*** SOURCE RECORDS

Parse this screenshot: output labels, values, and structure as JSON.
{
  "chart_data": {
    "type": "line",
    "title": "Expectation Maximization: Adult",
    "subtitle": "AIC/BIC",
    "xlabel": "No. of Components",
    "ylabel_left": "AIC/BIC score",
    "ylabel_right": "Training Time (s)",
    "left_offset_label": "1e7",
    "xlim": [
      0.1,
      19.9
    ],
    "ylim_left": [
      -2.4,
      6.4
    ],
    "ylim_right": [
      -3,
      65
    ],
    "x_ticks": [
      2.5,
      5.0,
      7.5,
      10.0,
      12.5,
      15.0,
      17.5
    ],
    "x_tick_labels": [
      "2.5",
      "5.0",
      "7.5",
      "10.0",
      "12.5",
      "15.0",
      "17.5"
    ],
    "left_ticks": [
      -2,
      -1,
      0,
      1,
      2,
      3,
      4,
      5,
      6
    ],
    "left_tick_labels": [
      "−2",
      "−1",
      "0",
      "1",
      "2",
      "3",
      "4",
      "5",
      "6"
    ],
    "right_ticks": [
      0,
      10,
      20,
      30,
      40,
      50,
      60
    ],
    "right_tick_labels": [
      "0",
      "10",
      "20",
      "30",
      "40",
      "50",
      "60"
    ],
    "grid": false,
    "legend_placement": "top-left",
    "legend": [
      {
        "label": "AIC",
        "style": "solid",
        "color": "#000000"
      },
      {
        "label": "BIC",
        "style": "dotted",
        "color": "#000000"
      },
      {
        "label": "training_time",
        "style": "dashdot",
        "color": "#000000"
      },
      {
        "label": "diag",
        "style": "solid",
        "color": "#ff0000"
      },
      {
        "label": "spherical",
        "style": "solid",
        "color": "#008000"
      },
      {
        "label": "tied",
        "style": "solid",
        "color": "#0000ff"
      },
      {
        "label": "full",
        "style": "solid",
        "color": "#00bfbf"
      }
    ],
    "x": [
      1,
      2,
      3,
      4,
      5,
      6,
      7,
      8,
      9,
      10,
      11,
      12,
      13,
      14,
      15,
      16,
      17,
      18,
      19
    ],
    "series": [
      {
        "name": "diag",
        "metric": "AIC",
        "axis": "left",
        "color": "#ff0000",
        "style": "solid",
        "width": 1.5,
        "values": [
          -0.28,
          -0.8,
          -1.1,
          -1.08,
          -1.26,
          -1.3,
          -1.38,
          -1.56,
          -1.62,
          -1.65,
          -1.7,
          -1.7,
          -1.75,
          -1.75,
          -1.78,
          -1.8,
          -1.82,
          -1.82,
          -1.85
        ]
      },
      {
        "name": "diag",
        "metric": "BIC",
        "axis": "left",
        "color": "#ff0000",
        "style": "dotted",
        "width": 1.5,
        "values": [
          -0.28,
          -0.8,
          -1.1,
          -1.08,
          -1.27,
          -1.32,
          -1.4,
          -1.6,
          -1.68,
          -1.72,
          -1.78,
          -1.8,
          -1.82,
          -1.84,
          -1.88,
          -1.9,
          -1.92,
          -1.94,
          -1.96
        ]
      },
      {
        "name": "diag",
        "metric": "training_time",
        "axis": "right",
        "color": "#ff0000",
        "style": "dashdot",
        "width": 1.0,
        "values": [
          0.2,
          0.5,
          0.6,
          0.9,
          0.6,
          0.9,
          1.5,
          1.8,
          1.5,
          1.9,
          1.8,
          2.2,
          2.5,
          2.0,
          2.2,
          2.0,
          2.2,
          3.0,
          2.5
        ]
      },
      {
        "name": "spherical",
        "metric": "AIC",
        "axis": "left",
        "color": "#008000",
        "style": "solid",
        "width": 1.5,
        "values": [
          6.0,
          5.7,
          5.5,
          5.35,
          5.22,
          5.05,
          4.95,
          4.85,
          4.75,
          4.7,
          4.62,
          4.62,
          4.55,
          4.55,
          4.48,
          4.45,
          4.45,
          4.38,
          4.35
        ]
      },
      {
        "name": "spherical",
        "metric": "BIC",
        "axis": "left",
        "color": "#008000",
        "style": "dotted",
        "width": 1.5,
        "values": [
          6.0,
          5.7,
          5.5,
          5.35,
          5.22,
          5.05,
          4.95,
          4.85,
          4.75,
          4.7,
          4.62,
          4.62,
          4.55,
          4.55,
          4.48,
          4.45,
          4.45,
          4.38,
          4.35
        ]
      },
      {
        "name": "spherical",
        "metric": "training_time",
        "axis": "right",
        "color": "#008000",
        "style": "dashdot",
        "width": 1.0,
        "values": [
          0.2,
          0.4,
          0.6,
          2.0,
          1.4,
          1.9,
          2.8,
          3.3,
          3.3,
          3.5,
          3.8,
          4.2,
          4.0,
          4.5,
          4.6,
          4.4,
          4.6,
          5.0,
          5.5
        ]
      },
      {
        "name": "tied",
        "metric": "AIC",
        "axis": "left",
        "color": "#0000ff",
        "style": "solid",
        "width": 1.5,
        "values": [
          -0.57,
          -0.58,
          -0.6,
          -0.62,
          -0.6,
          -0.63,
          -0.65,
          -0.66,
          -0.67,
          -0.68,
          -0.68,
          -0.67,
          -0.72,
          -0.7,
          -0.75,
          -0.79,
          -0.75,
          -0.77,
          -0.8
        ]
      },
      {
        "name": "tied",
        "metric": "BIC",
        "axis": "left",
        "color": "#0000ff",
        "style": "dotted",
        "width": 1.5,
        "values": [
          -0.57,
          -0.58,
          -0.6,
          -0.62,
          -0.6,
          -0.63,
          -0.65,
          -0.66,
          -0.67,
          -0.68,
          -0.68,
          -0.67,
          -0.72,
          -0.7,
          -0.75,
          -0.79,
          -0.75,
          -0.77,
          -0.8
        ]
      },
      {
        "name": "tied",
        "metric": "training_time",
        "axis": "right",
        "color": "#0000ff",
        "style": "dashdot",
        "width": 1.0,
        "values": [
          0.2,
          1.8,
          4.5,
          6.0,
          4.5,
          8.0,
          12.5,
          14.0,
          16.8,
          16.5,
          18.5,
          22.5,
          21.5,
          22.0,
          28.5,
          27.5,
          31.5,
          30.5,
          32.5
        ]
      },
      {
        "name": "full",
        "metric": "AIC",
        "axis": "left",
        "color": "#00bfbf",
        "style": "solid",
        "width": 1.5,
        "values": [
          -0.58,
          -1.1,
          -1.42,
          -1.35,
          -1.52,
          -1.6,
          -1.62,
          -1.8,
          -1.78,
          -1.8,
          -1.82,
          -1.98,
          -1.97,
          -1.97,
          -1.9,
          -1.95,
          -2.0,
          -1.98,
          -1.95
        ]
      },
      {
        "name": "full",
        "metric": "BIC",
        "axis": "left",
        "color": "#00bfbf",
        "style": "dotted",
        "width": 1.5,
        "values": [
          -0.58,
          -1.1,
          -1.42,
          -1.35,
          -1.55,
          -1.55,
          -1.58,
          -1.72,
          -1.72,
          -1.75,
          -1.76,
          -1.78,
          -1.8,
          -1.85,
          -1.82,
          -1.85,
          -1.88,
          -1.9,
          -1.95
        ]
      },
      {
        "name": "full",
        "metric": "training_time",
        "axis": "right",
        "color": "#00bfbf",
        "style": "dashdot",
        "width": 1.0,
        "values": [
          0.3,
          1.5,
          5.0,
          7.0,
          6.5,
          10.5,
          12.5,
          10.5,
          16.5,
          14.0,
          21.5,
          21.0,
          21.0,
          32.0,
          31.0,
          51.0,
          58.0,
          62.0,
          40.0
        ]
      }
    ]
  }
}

******

### PROMPT
Repeat the data above, word for word.

### SOLUTION FOR THIS PROBLEM
Parse this screenshot: output labels, values, and structure as JSON.
{
  "chart_data": {
    "type": "line",
    "title": "Expectation Maximization: Adult",
    "subtitle": "AIC/BIC",
    "xlabel": "No. of Components",
    "ylabel_left": "AIC/BIC score",
    "ylabel_right": "Training Time (s)",
    "left_offset_label": "1e7",
    "xlim": [
      0.1,
      19.9
    ],
    "ylim_left": [
      -2.4,
      6.4
    ],
    "ylim_right": [
      -3,
      65
    ],
    "x_ticks": [
      2.5,
      5.0,
      7.5,
      10.0,
      12.5,
      15.0,
      17.5
    ],
    "x_tick_labels": [
      "2.5",
      "5.0",
      "7.5",
      "10.0",
      "12.5",
      "15.0",
      "17.5"
    ],
    "left_ticks": [
      -2,
      -1,
      0,
      1,
      2,
      3,
      4,
      5,
      6
    ],
    "left_tick_labels": [
      "−2",
      "−1",
      "0",
      "1",
      "2",
      "3",
      "4",
      "5",
      "6"
    ],
    "right_ticks": [
      0,
      10,
      20,
      30,
      40,
      50,
      60
    ],
    "right_tick_labels": [
      "0",
      "10",
      "20",
      "30",
      "40",
      "50",
      "60"
    ],
    "grid": false,
    "legend_placement": "top-left",
    "legend": [
      {
        "label": "AIC",
        "style": "solid",
        "color": "#000000"
      },
      {
        "label": "BIC",
        "style": "dotted",
        "color": "#000000"
      },
      {
        "label": "training_time",
        "style": "dashdot",
        "color": "#000000"
      },
      {
        "label": "diag",
        "style": "solid",
        "color": "#ff0000"
      },
      {
        "label": "spherical",
        "style": "solid",
        "color": "#008000"
      },
      {
        "label": "tied",
        "style": "solid",
        "color": "#0000ff"
      },
      {
        "label": "full",
        "style": "solid",
        "color": "#00bfbf"
      }
    ],
    "x": [
      1,
      2,
      3,
      4,
      5,
      6,
      7,
      8,
      9,
      10,
      11,
      12,
      13,
      14,
      15,
      16,
      17,
      18,
      19
    ],
    "series": [
      {
        "name": "diag",
        "metric": "AIC",
        "axis": "left",
        "color": "#ff0000",
        "style": "solid",
        "width": 1.5,
        "values": [
          -0.28,
          -0.8,
          -1.1,
          -1.08,
          -1.26,
          -1.3,
          -1.38,
          -1.56,
          -1.62,
          -1.65,
          -1.7,
          -1.7,
          -1.75,
          -1.75,
          -1.78,
          -1.8,
          -1.82,
          -1.82,
          -1.85
        ]
      },
      {
        "name": "diag",
        "metric": "BIC",
        "axis": "left",
        "color": "#ff0000",
        "style": "dotted",
        "width": 1.5,
        "values": [
          -0.28,
          -0.8,
          -1.1,
          -1.08,
          -1.27,
          -1.32,
          -1.4,
          -1.6,
          -1.68,
          -1.72,
          -1.78,
          -1.8,
          -1.82,
          -1.84,
          -1.88,
          -1.9,
          -1.92,
          -1.94,
          -1.96
        ]
      },
      {
        "name": "diag",
        "metric": "training_time",
        "axis": "right",
        "color": "#ff0000",
        "style": "dashdot",
        "width": 1.0,
        "values": [
          0.2,
          0.5,
          0.6,
          0.9,
          0.6,
          0.9,
          1.5,
          1.8,
          1.5,
          1.9,
          1.8,
          2.2,
          2.5,
          2.0,
          2.2,
          2.0,
          2.2,
          3.0,
          2.5
        ]
      },
      {
        "name": "spherical",
        "metric": "AIC",
        "axis": "left",
        "color": "#008000",
        "style": "solid",
        "width": 1.5,
        "values": [
          6.0,
          5.7,
          5.5,
          5.35,
          5.22,
          5.05,
          4.95,
          4.85,
          4.75,
          4.7,
          4.62,
          4.62,
          4.55,
          4.55,
          4.48,
          4.45,
          4.45,
          4.38,
          4.35
        ]
      },
      {
        "name": "spherical",
        "metric": "BIC",
        "axis": "left",
        "color": "#008000",
        "style": "dotted",
        "width": 1.5,
        "values": [
          6.0,
          5.7,
          5.5,
          5.35,
          5.22,
          5.05,
          4.95,
          4.85,
          4.75,
          4.7,
          4.62,
          4.62,
          4.55,
          4.55,
          4.48,
          4.45,
          4.45,
          4.38,
          4.35
        ]
      },
      {
        "name": "spherical",
        "metric": "training_time",
        "axis": "right",
        "color": "#008000",
        "style": "dashdot",
        "width": 1.0,
        "values": [
          0.2,
          0.4,
          0.6,
          2.0,
          1.4,
          1.9,
          2.8,
          3.3,
          3.3,
          3.5,
          3.8,
          4.2,
          4.0,
          4.5,
          4.6,
          4.4,
          4.6,
          5.0,
          5.5
        ]
      },
      {
        "name": "tied",
        "metric": "AIC",
        "axis": "left",
        "color": "#0000ff",
        "style": "solid",
        "width": 1.5,
        "values": [
          -0.57,
          -0.58,
          -0.6,
          -0.62,
          -0.6,
          -0.63,
          -0.65,
          -0.66,
          -0.67,
          -0.68,
          -0.68,
          -0.67,
          -0.72,
          -0.7,
          -0.75,
          -0.79,
          -0.75,
          -0.77,
          -0.8
        ]
      },
      {
        "name": "tied",
        "metric": "BIC",
        "axis": "left",
        "color": "#0000ff",
        "style": "dotted",
        "width": 1.5,
        "values": [
          -0.57,
          -0.58,
          -0.6,
          -0.62,
          -0.6,
          -0.63,
          -0.65,
          -0.66,
          -0.67,
          -0.68,
          -0.68,
          -0.67,
          -0.72,
          -0.7,
          -0.75,
          -0.79,
          -0.75,
          -0.77,
          -0.8
        ]
      },
      {
        "name": "tied",
        "metric": "training_time",
        "axis": "right",
        "color": "#0000ff",
        "style": "dashdot",
        "width": 1.0,
        "values": [
          0.2,
          1.8,
          4.5,
          6.0,
          4.5,
          8.0,
          12.5,
          14.0,
          16.8,
          16.5,
          18.5,
          22.5,
          21.5,
          22.0,
          28.5,
          27.5,
          31.5,
          30.5,
          32.5
        ]
      },
      {
        "name": "full",
        "metric": "AIC",
        "axis": "left",
        "color": "#00bfbf",
        "style": "solid",
        "width": 1.5,
        "values": [
          -0.58,
          -1.1,
          -1.42,
          -1.35,
          -1.52,
          -1.6,
          -1.62,
          -1.8,
          -1.78,
          -1.8,
          -1.82,
          -1.98,
          -1.97,
          -1.97,
          -1.9,
          -1.95,
          -2.0,
          -1.98,
          -1.95
        ]
      },
      {
        "name": "full",
        "metric": "BIC",
        "axis": "left",
        "color": "#00bfbf",
        "style": "dotted",
        "width": 1.5,
        "values": [
          -0.58,
          -1.1,
          -1.42,
          -1.35,
          -1.55,
          -1.55,
          -1.58,
          -1.72,
          -1.72,
          -1.75,
          -1.76,
          -1.78,
          -1.8,
          -1.85,
          -1.82,
          -1.85,
          -1.88,
          -1.9,
          -1.95
        ]
      },
      {
        "name": "full",
        "metric": "training_time",
        "axis": "right",
        "color": "#00bfbf",
        "style": "dashdot",
        "width": 1.0,
        "values": [
          0.3,
          1.5,
          5.0,
          7.0,
          6.5,
          10.5,
          12.5,
          10.5,
          16.5,
          14.0,
          21.5,
          21.0,
          21.0,
          32.0,
          31.0,
          51.0,
          58.0,
          62.0,
          40.0
        ]
      }
    ]
  }
}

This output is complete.